Listing:
=====

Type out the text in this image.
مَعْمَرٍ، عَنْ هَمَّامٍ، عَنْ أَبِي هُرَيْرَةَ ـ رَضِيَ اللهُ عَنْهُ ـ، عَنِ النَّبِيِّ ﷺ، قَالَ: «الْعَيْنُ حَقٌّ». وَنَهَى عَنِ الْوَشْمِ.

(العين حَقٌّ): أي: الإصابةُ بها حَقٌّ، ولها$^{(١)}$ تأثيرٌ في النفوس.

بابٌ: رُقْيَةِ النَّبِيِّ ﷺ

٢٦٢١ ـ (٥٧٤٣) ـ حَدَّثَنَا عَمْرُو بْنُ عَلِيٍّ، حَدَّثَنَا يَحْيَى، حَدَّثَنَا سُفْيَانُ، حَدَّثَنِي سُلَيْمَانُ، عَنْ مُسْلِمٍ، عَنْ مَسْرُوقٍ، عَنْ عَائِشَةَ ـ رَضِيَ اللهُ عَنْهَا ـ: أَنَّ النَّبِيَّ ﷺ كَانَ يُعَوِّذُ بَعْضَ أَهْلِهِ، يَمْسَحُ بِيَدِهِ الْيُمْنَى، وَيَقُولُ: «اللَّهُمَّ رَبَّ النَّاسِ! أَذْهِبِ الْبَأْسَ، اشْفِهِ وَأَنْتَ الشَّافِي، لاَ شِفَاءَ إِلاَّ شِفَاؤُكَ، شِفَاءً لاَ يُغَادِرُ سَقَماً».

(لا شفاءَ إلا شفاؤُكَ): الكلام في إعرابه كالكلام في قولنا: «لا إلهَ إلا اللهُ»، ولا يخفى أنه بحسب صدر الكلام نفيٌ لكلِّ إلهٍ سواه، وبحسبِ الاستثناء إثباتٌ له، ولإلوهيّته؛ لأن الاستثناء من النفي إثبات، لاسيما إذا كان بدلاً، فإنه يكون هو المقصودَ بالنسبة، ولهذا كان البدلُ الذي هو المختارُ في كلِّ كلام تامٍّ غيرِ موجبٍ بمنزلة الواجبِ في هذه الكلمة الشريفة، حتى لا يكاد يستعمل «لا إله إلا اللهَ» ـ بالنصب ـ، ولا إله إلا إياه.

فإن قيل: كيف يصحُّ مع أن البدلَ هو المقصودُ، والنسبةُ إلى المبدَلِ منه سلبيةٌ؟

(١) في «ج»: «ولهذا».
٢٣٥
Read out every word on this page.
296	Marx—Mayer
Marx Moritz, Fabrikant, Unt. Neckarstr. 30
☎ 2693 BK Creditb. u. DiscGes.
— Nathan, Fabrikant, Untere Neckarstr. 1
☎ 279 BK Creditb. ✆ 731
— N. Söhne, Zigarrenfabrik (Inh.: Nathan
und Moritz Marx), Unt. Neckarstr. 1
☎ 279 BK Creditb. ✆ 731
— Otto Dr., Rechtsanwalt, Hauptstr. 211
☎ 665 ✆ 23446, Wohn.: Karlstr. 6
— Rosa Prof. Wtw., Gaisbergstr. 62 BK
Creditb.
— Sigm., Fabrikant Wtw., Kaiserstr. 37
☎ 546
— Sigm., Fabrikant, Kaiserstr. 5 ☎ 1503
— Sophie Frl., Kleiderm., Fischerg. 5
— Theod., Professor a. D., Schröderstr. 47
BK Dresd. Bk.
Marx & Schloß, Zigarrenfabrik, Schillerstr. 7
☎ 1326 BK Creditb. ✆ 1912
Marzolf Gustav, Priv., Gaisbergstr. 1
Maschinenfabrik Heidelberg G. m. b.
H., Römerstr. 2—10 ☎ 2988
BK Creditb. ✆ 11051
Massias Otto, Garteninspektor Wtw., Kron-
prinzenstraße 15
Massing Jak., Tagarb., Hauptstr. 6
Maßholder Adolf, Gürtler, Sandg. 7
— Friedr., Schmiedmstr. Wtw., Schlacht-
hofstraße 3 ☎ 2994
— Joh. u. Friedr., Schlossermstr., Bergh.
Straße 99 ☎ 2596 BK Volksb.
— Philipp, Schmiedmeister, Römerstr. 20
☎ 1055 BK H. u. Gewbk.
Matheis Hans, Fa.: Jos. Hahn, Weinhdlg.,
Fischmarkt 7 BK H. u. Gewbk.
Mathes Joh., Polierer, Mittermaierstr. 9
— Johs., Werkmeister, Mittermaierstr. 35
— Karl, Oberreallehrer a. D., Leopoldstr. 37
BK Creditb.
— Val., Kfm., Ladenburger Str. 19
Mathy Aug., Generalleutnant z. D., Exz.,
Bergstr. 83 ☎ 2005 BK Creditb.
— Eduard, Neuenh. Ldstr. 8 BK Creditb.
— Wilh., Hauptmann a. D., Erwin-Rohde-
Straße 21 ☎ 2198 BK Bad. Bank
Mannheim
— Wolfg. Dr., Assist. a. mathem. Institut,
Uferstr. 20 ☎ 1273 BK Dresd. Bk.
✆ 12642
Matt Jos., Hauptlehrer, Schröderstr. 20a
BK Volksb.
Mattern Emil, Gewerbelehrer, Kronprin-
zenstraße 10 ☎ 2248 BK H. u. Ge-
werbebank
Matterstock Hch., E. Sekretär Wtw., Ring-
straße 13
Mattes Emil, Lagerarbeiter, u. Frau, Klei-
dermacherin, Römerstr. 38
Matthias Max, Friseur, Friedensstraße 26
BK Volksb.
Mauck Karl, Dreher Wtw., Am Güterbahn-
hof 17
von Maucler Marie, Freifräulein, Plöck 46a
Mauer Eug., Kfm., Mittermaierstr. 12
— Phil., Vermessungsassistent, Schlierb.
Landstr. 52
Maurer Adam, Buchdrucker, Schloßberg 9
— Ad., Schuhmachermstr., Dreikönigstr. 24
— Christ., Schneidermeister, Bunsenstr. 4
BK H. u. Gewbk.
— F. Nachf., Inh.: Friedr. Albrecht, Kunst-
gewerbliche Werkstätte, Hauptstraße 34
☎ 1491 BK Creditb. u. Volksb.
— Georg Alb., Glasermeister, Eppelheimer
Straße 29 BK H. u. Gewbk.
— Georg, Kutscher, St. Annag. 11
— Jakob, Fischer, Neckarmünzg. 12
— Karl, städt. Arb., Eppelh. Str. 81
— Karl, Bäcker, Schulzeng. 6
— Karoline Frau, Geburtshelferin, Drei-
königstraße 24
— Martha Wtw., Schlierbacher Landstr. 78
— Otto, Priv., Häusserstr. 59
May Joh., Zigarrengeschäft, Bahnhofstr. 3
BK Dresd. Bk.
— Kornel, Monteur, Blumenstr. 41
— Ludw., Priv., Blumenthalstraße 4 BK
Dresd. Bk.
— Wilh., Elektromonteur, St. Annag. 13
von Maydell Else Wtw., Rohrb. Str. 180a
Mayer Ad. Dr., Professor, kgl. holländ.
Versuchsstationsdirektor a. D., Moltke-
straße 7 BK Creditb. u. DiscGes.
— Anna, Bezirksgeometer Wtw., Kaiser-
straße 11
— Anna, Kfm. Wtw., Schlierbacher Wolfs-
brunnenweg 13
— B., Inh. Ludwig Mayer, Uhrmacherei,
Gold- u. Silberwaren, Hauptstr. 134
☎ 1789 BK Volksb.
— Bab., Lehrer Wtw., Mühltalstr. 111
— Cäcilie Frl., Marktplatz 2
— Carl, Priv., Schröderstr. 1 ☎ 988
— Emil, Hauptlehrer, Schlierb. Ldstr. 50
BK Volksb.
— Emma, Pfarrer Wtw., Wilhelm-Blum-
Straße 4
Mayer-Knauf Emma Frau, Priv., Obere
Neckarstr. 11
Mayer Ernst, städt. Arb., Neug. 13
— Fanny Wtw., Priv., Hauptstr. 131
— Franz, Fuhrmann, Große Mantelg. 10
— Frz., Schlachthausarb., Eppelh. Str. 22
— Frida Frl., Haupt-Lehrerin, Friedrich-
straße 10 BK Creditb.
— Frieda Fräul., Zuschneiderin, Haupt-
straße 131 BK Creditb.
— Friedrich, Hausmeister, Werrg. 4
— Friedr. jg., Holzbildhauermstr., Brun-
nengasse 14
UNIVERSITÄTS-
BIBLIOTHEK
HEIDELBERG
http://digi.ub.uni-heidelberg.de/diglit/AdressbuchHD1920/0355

=====

Goal: Collect from the data above every line that includes "Professor".

Output for this task:
— Theod., Professor a. D., Schröderstr. 47
Mayer Ad. Dr., Professor, kgl. holländ.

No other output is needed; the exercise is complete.